Aim: Pick out each line of the records in which the word "name" appears.

Dataset rows:
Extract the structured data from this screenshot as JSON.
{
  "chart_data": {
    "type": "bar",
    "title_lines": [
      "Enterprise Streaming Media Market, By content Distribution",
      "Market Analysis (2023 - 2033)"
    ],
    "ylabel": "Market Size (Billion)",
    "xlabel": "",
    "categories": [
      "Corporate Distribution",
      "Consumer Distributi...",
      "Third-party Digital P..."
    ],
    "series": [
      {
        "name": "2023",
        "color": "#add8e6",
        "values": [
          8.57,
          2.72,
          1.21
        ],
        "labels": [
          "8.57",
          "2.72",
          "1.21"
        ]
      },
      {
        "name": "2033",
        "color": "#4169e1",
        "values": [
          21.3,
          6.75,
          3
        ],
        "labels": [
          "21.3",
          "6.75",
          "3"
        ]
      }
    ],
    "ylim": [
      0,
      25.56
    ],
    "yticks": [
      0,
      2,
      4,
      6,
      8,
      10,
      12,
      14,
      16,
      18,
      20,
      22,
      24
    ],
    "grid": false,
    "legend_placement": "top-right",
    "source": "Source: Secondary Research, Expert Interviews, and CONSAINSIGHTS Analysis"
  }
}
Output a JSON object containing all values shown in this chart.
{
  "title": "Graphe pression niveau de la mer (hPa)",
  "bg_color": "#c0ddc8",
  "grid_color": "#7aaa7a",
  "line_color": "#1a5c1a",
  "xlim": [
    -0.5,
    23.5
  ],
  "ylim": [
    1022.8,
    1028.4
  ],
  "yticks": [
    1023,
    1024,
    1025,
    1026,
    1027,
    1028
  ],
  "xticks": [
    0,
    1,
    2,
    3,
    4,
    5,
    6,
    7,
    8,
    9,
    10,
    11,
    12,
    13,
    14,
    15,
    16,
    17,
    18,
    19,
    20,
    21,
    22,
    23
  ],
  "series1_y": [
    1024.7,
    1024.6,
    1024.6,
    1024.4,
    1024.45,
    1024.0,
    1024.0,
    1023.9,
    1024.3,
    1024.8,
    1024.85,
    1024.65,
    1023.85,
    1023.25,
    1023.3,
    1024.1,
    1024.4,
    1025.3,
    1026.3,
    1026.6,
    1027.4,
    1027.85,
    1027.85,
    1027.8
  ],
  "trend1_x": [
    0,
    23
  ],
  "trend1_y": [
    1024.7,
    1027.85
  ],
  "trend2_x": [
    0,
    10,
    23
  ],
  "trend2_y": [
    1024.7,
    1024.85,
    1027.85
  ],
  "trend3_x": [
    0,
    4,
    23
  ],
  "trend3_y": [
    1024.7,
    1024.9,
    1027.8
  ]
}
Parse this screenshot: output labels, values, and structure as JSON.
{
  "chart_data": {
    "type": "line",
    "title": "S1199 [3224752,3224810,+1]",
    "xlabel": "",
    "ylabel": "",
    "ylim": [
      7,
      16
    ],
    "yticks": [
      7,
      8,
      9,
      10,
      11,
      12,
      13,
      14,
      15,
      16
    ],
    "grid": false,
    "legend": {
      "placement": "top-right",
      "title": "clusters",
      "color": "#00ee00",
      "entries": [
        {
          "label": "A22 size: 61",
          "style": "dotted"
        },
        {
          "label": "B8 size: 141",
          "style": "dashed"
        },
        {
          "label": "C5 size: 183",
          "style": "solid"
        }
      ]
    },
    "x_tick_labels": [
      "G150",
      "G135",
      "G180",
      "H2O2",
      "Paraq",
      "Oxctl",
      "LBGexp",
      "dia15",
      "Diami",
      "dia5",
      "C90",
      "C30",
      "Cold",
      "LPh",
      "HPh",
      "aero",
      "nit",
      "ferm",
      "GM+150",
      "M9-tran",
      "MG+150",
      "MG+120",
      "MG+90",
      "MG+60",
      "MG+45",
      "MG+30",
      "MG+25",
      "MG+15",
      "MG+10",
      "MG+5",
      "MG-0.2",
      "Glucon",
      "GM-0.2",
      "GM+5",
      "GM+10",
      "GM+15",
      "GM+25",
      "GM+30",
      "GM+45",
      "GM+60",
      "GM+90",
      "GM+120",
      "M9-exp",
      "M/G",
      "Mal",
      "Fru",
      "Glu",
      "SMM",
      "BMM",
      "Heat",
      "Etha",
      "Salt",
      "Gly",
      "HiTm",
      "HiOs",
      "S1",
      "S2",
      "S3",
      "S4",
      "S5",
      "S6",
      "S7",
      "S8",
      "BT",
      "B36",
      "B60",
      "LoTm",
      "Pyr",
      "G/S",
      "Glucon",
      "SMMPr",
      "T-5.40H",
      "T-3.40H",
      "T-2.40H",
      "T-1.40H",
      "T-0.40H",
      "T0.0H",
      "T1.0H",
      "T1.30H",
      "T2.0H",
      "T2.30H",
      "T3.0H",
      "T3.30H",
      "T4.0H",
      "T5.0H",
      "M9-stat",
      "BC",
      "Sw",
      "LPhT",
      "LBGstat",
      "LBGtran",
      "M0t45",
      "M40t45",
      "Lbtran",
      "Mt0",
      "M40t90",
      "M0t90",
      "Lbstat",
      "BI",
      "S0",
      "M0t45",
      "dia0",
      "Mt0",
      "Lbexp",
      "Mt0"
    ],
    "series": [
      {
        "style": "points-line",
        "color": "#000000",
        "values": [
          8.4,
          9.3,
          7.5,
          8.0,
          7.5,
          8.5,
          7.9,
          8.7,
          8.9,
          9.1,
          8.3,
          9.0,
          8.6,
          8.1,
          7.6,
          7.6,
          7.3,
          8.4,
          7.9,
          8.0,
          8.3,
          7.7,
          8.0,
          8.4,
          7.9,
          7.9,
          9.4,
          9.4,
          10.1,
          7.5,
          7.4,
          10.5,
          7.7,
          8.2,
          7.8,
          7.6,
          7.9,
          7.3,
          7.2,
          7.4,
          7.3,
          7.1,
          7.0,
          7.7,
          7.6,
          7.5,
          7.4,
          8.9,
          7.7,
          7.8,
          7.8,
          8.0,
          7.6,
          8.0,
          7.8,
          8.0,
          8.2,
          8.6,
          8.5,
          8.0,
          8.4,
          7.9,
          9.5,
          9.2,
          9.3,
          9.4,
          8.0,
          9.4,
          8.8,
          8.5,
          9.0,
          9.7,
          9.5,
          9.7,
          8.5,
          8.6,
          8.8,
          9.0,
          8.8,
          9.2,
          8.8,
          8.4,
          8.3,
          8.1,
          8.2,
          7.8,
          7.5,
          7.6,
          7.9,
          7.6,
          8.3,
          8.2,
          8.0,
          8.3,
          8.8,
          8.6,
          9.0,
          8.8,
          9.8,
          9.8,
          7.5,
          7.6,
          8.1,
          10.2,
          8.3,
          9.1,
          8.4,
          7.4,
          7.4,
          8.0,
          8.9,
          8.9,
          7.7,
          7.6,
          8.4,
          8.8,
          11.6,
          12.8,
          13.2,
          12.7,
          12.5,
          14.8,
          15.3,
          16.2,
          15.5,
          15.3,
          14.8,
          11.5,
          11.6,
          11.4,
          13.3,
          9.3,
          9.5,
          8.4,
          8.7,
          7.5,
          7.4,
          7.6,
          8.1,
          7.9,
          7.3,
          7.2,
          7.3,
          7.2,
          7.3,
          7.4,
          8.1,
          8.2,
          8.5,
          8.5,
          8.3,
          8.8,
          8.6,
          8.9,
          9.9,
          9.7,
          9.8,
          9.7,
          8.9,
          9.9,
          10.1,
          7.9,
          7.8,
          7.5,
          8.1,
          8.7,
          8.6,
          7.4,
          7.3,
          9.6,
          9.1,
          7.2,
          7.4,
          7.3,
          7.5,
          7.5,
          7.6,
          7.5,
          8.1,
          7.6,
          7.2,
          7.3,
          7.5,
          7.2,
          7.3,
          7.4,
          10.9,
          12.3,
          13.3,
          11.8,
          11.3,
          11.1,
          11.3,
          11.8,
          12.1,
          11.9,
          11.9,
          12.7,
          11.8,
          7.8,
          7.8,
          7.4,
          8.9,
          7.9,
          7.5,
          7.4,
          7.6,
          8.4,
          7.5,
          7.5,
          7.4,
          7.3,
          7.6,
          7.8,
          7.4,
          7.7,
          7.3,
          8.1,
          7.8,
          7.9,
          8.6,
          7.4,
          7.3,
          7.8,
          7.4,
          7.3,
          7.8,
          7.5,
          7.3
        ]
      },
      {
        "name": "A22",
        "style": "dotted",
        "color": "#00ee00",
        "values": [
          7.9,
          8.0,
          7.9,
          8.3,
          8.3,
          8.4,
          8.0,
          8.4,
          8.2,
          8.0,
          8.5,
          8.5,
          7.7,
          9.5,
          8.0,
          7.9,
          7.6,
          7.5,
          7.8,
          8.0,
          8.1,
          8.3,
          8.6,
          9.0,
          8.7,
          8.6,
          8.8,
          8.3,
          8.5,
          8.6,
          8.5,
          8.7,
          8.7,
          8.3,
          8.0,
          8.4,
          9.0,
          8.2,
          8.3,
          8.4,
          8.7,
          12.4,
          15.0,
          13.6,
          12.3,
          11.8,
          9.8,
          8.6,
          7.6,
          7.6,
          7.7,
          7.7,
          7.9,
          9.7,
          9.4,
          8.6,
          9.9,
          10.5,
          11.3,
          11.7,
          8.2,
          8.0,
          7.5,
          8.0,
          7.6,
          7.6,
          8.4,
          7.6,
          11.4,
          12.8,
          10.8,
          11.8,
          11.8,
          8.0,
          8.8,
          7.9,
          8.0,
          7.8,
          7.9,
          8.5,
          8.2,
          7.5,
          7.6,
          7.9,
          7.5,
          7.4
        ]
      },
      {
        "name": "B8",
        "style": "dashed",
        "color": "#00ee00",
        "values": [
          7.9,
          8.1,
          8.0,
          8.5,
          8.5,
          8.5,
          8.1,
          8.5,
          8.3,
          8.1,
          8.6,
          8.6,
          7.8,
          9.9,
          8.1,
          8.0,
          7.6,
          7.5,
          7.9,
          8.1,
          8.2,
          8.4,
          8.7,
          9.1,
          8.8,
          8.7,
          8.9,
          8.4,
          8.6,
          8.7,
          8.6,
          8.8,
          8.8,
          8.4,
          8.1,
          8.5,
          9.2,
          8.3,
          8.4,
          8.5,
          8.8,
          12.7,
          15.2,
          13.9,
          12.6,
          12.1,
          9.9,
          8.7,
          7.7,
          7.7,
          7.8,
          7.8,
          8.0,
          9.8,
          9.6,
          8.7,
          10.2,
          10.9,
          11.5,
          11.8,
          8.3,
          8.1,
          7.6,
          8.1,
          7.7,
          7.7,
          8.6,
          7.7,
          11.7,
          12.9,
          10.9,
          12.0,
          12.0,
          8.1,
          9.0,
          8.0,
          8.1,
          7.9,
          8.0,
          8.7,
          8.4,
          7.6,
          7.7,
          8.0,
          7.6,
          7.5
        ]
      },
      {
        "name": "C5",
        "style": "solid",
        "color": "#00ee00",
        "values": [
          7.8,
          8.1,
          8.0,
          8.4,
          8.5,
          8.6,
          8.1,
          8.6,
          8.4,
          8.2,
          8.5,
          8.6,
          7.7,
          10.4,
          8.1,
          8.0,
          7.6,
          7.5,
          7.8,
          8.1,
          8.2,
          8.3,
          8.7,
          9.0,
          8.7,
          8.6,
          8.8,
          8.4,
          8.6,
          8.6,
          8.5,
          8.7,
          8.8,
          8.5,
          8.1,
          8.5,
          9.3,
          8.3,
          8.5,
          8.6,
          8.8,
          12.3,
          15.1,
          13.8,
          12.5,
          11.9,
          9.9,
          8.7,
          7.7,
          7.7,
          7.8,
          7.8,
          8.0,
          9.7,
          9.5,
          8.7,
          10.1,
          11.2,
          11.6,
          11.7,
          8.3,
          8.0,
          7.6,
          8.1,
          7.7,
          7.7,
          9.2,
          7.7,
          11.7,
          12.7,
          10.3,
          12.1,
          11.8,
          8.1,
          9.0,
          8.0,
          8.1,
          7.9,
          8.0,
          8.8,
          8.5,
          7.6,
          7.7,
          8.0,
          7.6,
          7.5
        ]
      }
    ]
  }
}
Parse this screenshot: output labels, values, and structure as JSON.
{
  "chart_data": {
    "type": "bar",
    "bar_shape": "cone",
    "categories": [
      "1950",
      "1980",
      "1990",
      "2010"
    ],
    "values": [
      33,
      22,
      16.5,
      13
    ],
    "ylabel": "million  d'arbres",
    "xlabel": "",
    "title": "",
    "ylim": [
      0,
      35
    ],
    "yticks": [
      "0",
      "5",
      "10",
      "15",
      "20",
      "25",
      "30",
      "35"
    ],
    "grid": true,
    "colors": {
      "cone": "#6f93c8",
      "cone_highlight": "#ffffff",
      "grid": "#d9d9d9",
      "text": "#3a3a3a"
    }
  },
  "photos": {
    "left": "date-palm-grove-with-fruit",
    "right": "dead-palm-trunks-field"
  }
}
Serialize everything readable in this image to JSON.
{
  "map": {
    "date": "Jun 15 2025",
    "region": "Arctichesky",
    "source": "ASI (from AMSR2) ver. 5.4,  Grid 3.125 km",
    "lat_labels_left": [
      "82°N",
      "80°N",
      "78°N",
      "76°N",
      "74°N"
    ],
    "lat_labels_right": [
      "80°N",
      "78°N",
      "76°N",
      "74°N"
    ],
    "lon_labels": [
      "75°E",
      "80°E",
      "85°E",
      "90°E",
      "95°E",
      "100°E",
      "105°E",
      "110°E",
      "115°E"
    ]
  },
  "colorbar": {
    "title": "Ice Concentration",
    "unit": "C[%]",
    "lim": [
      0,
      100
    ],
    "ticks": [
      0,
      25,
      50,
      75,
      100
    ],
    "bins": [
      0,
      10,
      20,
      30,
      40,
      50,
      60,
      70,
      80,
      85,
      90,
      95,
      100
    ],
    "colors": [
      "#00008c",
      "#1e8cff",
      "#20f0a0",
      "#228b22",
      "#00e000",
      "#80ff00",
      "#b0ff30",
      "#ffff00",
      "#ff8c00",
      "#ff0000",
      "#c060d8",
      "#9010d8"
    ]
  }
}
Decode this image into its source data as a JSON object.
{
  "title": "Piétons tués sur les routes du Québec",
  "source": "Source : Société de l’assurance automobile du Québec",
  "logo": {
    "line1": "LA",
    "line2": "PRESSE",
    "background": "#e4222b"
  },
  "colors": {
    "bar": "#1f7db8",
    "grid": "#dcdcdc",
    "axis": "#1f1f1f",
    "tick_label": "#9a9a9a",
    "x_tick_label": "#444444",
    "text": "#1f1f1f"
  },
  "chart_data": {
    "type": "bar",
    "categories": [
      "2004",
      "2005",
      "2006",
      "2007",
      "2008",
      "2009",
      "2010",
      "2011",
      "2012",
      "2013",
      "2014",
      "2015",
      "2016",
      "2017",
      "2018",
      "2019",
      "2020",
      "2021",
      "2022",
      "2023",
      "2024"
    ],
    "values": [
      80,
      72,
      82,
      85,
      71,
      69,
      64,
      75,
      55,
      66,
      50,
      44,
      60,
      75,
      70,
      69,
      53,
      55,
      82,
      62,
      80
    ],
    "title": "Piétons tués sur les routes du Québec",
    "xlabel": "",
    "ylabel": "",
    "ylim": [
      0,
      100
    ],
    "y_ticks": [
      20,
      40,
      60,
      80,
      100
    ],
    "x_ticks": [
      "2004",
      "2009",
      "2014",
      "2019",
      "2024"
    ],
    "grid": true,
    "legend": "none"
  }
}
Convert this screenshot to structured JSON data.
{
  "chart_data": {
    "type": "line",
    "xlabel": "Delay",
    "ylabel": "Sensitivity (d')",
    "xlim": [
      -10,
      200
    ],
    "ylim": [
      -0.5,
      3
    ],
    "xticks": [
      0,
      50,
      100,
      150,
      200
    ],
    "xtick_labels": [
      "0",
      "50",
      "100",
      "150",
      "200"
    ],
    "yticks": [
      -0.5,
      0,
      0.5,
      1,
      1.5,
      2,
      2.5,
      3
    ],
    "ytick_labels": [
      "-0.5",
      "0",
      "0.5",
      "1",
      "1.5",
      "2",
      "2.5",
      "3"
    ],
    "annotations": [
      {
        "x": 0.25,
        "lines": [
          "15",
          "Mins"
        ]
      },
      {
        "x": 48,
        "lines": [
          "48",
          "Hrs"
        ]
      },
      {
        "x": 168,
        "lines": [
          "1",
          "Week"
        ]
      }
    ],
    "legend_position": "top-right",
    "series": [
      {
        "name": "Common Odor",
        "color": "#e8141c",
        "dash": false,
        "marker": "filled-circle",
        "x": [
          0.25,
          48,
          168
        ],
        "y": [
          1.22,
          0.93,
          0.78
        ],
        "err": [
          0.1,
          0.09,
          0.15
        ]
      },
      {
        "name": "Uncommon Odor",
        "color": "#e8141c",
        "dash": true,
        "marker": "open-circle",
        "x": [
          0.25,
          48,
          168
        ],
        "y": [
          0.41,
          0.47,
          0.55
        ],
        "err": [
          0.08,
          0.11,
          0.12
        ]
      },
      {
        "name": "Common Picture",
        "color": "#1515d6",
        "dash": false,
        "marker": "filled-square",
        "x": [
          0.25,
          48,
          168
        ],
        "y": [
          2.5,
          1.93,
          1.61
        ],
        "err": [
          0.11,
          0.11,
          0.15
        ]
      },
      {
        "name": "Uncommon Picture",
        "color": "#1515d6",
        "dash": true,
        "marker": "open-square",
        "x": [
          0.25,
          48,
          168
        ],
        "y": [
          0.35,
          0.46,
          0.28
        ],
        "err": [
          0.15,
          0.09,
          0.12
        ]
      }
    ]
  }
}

Solved problem:
        "name": "2023",
        "name": "2033",
        "name": "A22",
        "name": "B8",
        "name": "C5",
        "name": "Common Odor",
        "name": "Uncommon Odor",
        "name": "Common Picture",
        "name": "Uncommon Picture",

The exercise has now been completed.